• PROVIDED DATA:
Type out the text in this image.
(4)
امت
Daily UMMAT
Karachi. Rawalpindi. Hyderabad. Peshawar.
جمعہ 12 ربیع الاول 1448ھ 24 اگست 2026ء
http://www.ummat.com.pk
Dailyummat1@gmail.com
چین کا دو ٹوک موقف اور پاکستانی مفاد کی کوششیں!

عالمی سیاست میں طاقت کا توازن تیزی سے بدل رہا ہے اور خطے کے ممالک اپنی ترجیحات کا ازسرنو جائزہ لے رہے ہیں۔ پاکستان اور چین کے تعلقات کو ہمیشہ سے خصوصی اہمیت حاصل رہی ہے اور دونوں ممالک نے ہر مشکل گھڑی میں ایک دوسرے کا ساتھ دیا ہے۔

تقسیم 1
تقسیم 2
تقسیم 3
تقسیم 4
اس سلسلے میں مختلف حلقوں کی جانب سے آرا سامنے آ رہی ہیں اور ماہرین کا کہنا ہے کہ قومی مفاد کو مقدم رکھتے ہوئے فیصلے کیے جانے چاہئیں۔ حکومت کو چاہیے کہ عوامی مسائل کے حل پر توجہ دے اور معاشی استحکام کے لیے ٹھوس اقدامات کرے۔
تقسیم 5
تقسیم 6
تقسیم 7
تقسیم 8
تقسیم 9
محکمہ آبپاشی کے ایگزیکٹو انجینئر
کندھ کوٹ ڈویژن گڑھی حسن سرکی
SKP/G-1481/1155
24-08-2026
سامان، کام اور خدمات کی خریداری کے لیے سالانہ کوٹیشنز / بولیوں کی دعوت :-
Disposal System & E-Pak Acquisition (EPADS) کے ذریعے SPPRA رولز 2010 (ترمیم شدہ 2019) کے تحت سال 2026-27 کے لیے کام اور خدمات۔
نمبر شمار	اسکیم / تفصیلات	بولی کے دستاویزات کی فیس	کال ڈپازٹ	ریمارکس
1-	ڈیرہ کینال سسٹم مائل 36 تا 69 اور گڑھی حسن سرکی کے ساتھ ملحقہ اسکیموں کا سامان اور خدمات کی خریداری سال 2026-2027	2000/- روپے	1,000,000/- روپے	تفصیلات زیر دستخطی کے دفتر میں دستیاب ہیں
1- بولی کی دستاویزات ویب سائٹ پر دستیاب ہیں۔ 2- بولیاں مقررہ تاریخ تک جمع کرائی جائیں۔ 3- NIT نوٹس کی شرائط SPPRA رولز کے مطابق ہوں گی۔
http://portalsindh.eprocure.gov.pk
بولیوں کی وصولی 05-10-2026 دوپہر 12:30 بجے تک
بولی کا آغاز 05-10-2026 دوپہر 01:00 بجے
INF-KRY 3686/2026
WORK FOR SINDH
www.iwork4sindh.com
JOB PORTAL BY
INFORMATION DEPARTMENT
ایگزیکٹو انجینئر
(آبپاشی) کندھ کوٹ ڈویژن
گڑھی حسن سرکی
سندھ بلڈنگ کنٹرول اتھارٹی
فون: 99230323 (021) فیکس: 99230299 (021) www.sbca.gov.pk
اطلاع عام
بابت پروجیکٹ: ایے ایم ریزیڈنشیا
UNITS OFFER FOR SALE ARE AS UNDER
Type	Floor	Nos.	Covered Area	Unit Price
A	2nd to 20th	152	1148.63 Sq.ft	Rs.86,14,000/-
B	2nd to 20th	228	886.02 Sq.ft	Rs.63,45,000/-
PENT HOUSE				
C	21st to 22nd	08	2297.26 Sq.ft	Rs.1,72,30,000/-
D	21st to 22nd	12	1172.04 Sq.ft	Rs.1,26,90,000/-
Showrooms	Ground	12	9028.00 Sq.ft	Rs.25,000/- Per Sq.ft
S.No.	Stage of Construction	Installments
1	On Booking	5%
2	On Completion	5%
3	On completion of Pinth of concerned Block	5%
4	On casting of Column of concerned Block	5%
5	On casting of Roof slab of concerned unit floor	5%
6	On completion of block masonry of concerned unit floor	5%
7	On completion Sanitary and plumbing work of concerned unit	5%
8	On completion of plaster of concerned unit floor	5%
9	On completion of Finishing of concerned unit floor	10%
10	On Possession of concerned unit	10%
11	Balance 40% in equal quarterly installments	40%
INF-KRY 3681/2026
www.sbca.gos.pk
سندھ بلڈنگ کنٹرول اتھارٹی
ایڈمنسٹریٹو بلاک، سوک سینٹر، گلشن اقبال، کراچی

• WHAT YOU ARE ASKED TO DO: Recopy the whole listing exactly.

• WRITTEN RESPONSE:
Type out the text in this image.
(4)
امت
Daily UMMAT
Karachi. Rawalpindi. Hyderabad. Peshawar.
جمعہ 12 ربیع الاول 1448ھ 24 اگست 2026ء
http://www.ummat.com.pk
Dailyummat1@gmail.com
چین کا دو ٹوک موقف اور پاکستانی مفاد کی کوششیں!

عالمی سیاست میں طاقت کا توازن تیزی سے بدل رہا ہے اور خطے کے ممالک اپنی ترجیحات کا ازسرنو جائزہ لے رہے ہیں۔ پاکستان اور چین کے تعلقات کو ہمیشہ سے خصوصی اہمیت حاصل رہی ہے اور دونوں ممالک نے ہر مشکل گھڑی میں ایک دوسرے کا ساتھ دیا ہے۔

تقسیم 1
تقسیم 2
تقسیم 3
تقسیم 4
اس سلسلے میں مختلف حلقوں کی جانب سے آرا سامنے آ رہی ہیں اور ماہرین کا کہنا ہے کہ قومی مفاد کو مقدم رکھتے ہوئے فیصلے کیے جانے چاہئیں۔ حکومت کو چاہیے کہ عوامی مسائل کے حل پر توجہ دے اور معاشی استحکام کے لیے ٹھوس اقدامات کرے۔
تقسیم 5
تقسیم 6
تقسیم 7
تقسیم 8
تقسیم 9
محکمہ آبپاشی کے ایگزیکٹو انجینئر
کندھ کوٹ ڈویژن گڑھی حسن سرکی
SKP/G-1481/1155
24-08-2026
سامان، کام اور خدمات کی خریداری کے لیے سالانہ کوٹیشنز / بولیوں کی دعوت :-
Disposal System & E-Pak Acquisition (EPADS) کے ذریعے SPPRA رولز 2010 (ترمیم شدہ 2019) کے تحت سال 2026-27 کے لیے کام اور خدمات۔
نمبر شمار	اسکیم / تفصیلات	بولی کے دستاویزات کی فیس	کال ڈپازٹ	ریمارکس
1-	ڈیرہ کینال سسٹم مائل 36 تا 69 اور گڑھی حسن سرکی کے ساتھ ملحقہ اسکیموں کا سامان اور خدمات کی خریداری سال 2026-2027	2000/- روپے	1,000,000/- روپے	تفصیلات زیر دستخطی کے دفتر میں دستیاب ہیں
1- بولی کی دستاویزات ویب سائٹ پر دستیاب ہیں۔ 2- بولیاں مقررہ تاریخ تک جمع کرائی جائیں۔ 3- NIT نوٹس کی شرائط SPPRA رولز کے مطابق ہوں گی۔
http://portalsindh.eprocure.gov.pk
بولیوں کی وصولی 05-10-2026 دوپہر 12:30 بجے تک
بولی کا آغاز 05-10-2026 دوپہر 01:00 بجے
INF-KRY 3686/2026
WORK FOR SINDH
www.iwork4sindh.com
JOB PORTAL BY
INFORMATION DEPARTMENT
ایگزیکٹو انجینئر
(آبپاشی) کندھ کوٹ ڈویژن
گڑھی حسن سرکی
سندھ بلڈنگ کنٹرول اتھارٹی
فون: 99230323 (021) فیکس: 99230299 (021) www.sbca.gov.pk
اطلاع عام
بابت پروجیکٹ: ایے ایم ریزیڈنشیا
UNITS OFFER FOR SALE ARE AS UNDER
Type	Floor	Nos.	Covered Area	Unit Price
A	2nd to 20th	152	1148.63 Sq.ft	Rs.86,14,000/-
B	2nd to 20th	228	886.02 Sq.ft	Rs.63,45,000/-
PENT HOUSE				
C	21st to 22nd	08	2297.26 Sq.ft	Rs.1,72,30,000/-
D	21st to 22nd	12	1172.04 Sq.ft	Rs.1,26,90,000/-
Showrooms	Ground	12	9028.00 Sq.ft	Rs.25,000/- Per Sq.ft
S.No.	Stage of Construction	Installments
1	On Booking	5%
2	On Completion	5%
3	On completion of Pinth of concerned Block	5%
4	On casting of Column of concerned Block	5%
5	On casting of Roof slab of concerned unit floor	5%
6	On completion of block masonry of concerned unit floor	5%
7	On completion Sanitary and plumbing work of concerned unit	5%
8	On completion of plaster of concerned unit floor	5%
9	On completion of Finishing of concerned unit floor	10%
10	On Possession of concerned unit	10%
11	Balance 40% in equal quarterly installments	40%
INF-KRY 3681/2026
www.sbca.gos.pk
سندھ بلڈنگ کنٹرول اتھارٹی
ایڈمنسٹریٹو بلاک، سوک سینٹر، گلشن اقبال، کراچی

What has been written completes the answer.